Dopo le esequie

Cosa deve fare la famiglia dopo le esequie

Nei giorni successivi alla esequie, muniti dei certificati di morte che noi di Cullere vi consegneremo, dovrete recarvi presso gli uffici competenti per previdenza, successione di beni immobili, pratiche automobilistiche, uffici bancari, assicurativi, notarili, utenze domestiche, eventuali istituti di cura, albi professionali, associazioni per poter definire ogni posizione assunta in vita dal vostro congiunto.
Uffici bancari e assicurativi potrebbero richiedervi oltre al certificato di morte anche la dichiarazione sostitutiva d’atto notorio da richiedere presso il Comune di residenza.
Alcuni prodotti assicurativi o finanziari che prevedono il caso morte potrebbero aver bisogno di un certificato di morte che ne attesti le cause; questo va richiesto alla Direzione Medica dell’ULSS presso la quale è avvenuto il decesso.
Vi ricordiamo che tutte le procedure appena elencate devono essere svolte in modo diretto dagli eredi legittimi o testamentari.

Le spese funebri si possono detrarre?

■ ■ ■

## Obiettivo dell'esercizio:
Prosegui il testo sulle pratiche da svolgere dopo le esequie, partendo subito dopo la sua ultima riga. Il materiale riportato di seguito proviene da un'altra fonte.

## Dati estratti:
■ ■ ■

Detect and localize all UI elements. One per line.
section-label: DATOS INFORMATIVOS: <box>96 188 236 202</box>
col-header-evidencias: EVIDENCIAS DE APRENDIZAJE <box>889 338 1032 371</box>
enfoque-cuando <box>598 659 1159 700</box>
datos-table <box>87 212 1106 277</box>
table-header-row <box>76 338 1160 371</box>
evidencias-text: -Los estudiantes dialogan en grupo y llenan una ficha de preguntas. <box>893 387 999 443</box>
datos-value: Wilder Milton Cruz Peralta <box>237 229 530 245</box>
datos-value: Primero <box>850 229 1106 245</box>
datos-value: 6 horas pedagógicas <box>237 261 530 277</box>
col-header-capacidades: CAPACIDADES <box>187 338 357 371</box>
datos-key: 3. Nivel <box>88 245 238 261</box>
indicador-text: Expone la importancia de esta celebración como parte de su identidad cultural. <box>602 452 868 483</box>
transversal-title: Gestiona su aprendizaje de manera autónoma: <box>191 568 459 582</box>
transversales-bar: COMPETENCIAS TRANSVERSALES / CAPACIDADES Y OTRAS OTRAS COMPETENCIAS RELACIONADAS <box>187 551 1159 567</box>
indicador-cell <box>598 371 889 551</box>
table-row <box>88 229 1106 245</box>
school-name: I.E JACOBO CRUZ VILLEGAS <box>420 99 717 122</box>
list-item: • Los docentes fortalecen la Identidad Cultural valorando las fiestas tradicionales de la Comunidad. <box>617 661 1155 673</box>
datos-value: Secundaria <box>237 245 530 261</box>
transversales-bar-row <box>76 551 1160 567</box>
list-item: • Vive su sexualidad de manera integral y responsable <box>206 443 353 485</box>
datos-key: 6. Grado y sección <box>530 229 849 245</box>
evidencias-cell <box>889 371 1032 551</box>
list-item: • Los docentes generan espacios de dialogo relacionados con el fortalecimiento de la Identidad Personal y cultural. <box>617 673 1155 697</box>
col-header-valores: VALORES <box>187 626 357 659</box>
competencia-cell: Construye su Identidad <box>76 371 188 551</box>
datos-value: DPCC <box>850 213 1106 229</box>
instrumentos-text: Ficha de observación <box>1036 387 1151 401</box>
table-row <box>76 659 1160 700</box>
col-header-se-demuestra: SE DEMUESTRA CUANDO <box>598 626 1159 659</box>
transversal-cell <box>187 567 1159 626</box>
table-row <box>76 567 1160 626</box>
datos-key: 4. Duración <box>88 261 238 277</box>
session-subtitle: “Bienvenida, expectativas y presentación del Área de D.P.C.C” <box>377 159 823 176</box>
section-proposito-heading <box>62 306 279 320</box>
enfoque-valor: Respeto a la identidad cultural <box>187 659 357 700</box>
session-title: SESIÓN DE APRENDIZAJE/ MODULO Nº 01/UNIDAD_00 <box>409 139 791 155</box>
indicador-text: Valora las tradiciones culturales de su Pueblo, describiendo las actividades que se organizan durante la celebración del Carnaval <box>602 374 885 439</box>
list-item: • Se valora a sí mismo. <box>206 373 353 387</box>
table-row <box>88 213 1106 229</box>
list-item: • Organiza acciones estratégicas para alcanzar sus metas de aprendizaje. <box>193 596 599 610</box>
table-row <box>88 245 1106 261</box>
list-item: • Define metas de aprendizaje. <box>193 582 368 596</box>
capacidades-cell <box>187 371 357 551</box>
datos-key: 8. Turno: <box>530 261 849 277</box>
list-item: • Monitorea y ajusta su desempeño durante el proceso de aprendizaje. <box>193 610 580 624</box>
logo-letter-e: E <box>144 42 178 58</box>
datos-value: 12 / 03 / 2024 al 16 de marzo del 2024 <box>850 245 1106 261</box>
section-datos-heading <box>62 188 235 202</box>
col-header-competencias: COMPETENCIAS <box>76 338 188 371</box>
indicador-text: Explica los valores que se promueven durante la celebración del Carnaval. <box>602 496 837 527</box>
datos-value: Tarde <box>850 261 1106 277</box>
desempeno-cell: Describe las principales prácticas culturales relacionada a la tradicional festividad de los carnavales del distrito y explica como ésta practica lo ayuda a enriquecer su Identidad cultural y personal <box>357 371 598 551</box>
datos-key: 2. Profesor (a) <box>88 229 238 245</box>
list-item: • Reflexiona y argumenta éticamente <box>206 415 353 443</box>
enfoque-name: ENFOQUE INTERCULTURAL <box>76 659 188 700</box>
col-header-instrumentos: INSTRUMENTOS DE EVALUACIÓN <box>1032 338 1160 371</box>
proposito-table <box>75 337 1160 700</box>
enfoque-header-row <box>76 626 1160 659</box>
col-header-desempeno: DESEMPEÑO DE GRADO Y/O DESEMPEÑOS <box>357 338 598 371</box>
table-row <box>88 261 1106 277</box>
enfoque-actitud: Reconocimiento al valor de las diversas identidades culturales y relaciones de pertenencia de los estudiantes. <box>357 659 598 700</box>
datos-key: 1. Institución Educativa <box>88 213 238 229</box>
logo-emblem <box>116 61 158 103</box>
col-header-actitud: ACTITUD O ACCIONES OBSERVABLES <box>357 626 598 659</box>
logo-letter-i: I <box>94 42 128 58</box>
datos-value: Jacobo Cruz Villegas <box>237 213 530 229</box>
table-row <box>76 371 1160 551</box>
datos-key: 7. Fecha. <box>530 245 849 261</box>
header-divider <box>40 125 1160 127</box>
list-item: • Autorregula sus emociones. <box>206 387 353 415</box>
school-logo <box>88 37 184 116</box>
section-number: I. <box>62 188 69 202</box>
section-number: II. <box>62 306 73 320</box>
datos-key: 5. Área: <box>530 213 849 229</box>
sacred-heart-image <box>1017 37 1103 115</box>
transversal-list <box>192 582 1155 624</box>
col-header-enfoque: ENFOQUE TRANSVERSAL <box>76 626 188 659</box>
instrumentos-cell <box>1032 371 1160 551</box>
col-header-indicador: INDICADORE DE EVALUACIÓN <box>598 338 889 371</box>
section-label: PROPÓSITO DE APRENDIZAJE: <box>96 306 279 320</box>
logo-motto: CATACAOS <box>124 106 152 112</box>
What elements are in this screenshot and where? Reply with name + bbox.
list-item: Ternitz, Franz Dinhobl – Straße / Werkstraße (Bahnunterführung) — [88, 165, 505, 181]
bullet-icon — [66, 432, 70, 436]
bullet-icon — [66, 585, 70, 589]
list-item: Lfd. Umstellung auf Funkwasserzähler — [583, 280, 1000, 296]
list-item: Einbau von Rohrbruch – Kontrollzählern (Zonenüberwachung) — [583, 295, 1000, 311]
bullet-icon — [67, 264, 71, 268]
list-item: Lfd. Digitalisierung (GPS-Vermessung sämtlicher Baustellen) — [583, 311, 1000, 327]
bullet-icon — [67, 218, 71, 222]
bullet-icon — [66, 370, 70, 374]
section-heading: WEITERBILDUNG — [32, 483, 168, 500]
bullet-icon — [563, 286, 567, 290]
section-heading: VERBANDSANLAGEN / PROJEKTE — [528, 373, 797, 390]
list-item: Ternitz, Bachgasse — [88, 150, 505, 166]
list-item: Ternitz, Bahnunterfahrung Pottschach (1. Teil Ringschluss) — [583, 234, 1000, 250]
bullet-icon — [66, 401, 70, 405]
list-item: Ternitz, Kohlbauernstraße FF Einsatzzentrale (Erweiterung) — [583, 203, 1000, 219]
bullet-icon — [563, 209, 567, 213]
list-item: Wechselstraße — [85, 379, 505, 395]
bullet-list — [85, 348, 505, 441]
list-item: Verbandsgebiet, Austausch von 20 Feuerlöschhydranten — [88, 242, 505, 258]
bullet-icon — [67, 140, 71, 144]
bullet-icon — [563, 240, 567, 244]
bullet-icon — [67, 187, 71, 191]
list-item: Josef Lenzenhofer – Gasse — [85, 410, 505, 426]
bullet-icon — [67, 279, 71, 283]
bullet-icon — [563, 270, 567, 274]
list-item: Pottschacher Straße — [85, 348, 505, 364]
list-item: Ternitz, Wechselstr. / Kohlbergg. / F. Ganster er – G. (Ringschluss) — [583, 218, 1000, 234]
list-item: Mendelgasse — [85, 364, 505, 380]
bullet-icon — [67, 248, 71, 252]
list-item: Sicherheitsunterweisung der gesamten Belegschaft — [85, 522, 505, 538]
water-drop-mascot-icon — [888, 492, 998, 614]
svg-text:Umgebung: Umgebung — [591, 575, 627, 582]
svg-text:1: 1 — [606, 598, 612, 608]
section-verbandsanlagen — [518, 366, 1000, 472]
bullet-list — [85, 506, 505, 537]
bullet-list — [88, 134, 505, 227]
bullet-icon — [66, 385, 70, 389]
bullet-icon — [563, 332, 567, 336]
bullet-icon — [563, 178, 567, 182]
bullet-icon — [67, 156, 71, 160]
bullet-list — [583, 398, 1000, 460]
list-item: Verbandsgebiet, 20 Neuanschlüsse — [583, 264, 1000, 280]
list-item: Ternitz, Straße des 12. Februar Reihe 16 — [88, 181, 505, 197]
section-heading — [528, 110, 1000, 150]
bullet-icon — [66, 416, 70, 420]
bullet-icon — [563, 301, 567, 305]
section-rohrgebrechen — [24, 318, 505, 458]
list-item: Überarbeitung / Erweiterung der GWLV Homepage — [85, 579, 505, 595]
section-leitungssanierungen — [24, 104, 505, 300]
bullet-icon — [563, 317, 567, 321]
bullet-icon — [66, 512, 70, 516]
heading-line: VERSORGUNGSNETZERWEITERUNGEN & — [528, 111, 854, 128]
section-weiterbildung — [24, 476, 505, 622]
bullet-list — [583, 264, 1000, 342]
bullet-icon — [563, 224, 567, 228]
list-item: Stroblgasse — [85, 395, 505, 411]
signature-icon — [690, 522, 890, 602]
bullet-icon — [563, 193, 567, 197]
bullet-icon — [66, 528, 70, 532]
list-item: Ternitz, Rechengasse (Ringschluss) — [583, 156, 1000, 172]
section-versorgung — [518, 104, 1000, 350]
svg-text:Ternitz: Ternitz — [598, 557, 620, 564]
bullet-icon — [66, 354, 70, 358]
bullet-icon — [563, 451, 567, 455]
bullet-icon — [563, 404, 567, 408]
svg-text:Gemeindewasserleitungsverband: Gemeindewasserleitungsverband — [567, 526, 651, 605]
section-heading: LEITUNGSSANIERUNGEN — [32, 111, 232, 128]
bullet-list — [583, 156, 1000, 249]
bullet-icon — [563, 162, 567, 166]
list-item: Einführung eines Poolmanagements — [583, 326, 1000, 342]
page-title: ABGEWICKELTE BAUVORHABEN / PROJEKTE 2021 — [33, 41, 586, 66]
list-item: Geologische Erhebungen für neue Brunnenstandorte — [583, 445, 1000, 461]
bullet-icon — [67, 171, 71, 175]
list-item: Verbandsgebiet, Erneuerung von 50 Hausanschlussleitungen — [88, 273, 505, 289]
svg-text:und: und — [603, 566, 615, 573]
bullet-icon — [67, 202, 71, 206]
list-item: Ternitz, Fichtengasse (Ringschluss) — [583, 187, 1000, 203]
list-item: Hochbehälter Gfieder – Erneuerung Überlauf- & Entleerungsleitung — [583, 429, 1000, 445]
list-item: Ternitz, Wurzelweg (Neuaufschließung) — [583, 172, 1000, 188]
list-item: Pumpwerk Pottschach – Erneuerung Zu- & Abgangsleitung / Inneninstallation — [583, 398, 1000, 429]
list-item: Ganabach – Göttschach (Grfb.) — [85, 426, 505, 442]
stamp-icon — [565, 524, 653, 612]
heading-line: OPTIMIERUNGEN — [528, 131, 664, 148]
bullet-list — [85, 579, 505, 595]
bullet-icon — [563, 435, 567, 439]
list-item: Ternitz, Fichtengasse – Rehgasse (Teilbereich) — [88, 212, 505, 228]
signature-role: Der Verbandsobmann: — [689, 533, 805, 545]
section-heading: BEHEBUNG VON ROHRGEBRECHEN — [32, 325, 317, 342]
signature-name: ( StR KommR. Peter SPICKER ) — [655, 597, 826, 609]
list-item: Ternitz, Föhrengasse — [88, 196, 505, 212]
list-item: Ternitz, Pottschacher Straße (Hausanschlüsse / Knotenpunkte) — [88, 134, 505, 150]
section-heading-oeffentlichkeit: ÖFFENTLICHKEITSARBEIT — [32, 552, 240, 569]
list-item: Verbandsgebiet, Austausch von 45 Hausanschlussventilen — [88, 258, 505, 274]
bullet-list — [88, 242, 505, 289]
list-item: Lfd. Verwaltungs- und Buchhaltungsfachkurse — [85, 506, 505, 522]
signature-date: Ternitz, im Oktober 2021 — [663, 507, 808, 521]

■ ■ ■

## La tua risposta:
Sì, le spese funebri si possono detrarre dall’IRPEF nella misura del 19%. La detrazione spetta in relazione alle spese sostenute “in dipendenza della morte di persone”, senza più alcuna limitazione (legge di stabilità 2016, art.1 co. 954 lett.a). In pratica, potranno essere detratte anche le spese funebri sostenute per persone non legate da vincoli di coniugio/parentele/affinità, ad esempio conviventi e coppie di fatto.

Il limite massimo detraibile si riferisce al singolo evento luttuoso e pertanto, se più famigliari sostengono lo spesa, questi possono detrarre la propria quota-parte sempre riferita a un ammontare detraibile complessivo di 1.550,00 euro: se la spesa viene sostenuta da più persone e la fattura è però rilasciata ad una sola di queste, gli altri partecipanti alla spesa devono farsi rilasciare dall’intestatario una dichiarazione di ripartizione.

Ai fini della detraibilità fiscale si considerano spese funebri non solo quelle per le onoranze, ma anche tutte quelle connesse al trasporto e alla sepoltura.

È utile sottolineare che il diritto alla detrazione è subordinato alla sussistenza del nesso causale fra il decesso e la spesa, nel senso che non sono detraibili le somme pagate in previsione di un futuro decesso (la detrazione spetta soltanto se la spesa risponde ad un criterio di attualità rispetto all’evento cui è finalizzata).

Ricordiamo inoltre che le spese funebri sono esenti da IVA (ex art.10 e 15 D.P.R. 633/72).